(Extracted data entries)

_ _ _ _

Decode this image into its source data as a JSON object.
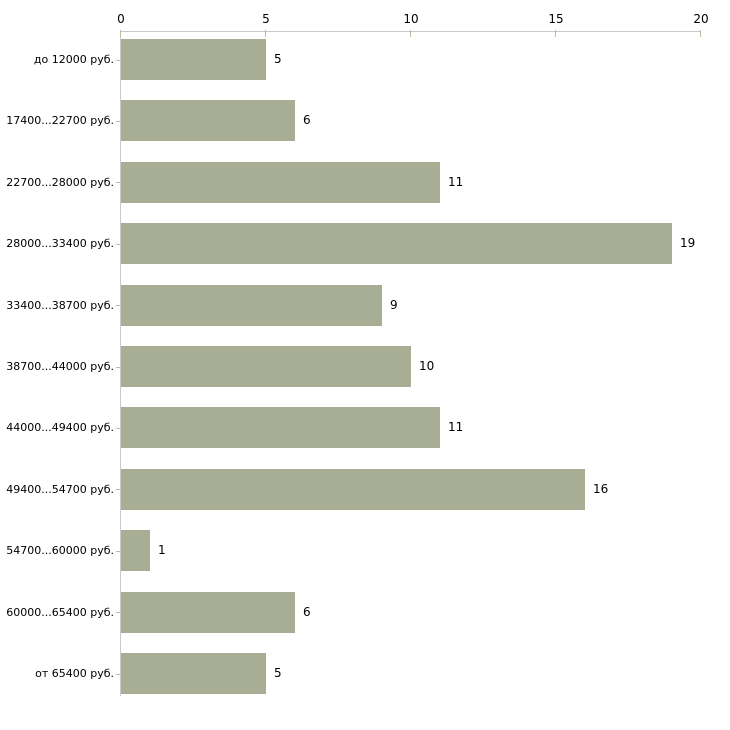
{
  "chart_data": {
    "type": "bar",
    "orientation": "horizontal",
    "title": "",
    "xlabel": "",
    "ylabel": "",
    "categories": [
      "до 12000 руб.",
      "17400...22700 руб.",
      "22700...28000 руб.",
      "28000...33400 руб.",
      "33400...38700 руб.",
      "38700...44000 руб.",
      "44000...49400 руб.",
      "49400...54700 руб.",
      "54700...60000 руб.",
      "60000...65400 руб.",
      "от 65400 руб."
    ],
    "values": [
      5,
      6,
      11,
      19,
      9,
      10,
      11,
      16,
      1,
      6,
      5
    ],
    "x_ticks": [
      0,
      5,
      10,
      15,
      20
    ],
    "xlim": [
      0,
      20
    ],
    "grid": false,
    "legend": "none",
    "value_labels_shown": true,
    "colors": {
      "bar": "#a8ae94",
      "axis_line": "#c9c9c9",
      "tick_mark": "#b9bea1",
      "text": "#000000",
      "background": "#ffffff"
    }
  }
}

_ _ _ _

Each record above must be returned exactly as written, with its pictures omitted.

Decode this image into its source data as a JSON object.
{
  "chart_data": {
    "type": "bar",
    "orientation": "horizontal",
    "title": "",
    "xlabel": "",
    "ylabel": "",
    "categories": [
      "до 12000 руб.",
      "17400...22700 руб.",
      "22700...28000 руб.",
      "28000...33400 руб.",
      "33400...38700 руб.",
      "38700...44000 руб.",
      "44000...49400 руб.",
      "49400...54700 руб.",
      "54700...60000 руб.",
      "60000...65400 руб.",
      "от 65400 руб."
    ],
    "values": [
      5,
      6,
      11,
      19,
      9,
      10,
      11,
      16,
      1,
      6,
      5
    ],
    "x_ticks": [
      0,
      5,
      10,
      15,
      20
    ],
    "xlim": [
      0,
      20
    ],
    "grid": false,
    "legend": "none",
    "value_labels_shown": true,
    "colors": {
      "bar": "#a8ae94",
      "axis_line": "#c9c9c9",
      "tick_mark": "#b9bea1",
      "text": "#000000",
      "background": "#ffffff"
    }
  }
}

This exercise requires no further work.